Written request → In the entries that follow, find the word "Number" and report each line it is on.

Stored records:
◇ ◇ ◇ ◇ ◇

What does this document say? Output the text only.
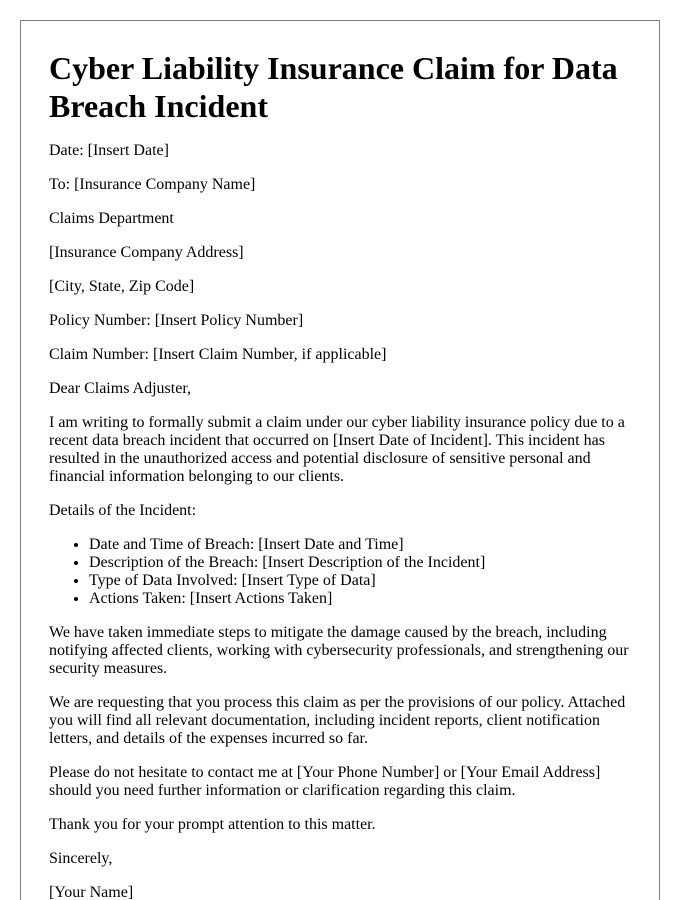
Cyber Liability Insurance Claim for Data Breach Incident

Date: [Insert Date]

To: [Insurance Company Name]

Claims Department

[Insurance Company Address]

[City, State, Zip Code]

Policy Number: [Insert Policy Number]

Claim Number: [Insert Claim Number, if applicable]

Dear Claims Adjuster,

I am writing to formally submit a claim under our cyber liability insurance policy due to a recent data breach incident that occurred on [Insert Date of Incident]. This incident has resulted in the unauthorized access and potential disclosure of sensitive personal and financial information belonging to our clients.

Details of the Incident:

• Date and Time of Breach: [Insert Date and Time]
• Description of the Breach: [Insert Description of the Incident]
• Type of Data Involved: [Insert Type of Data]
• Actions Taken: [Insert Actions Taken]

We have taken immediate steps to mitigate the damage caused by the breach, including notifying affected clients, working with cybersecurity professionals, and strengthening our security measures.

We are requesting that you process this claim as per the provisions of our policy. Attached you will find all relevant documentation, including incident reports, client notification letters, and details of the expenses incurred so far.

Please do not hesitate to contact me at [Your Phone Number] or [Your Email Address] should you need further information or clarification regarding this claim.

Thank you for your prompt attention to this matter.

Sincerely,

[Your Name]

◇ ◇ ◇ ◇ ◇

The completed task →
Policy Number: [Insert Policy Number]
Claim Number: [Insert Claim Number, if applicable]
Please do not hesitate to contact me at [Your Phone Number] or [Your Email Address] should you need further information or clarification regarding this claim.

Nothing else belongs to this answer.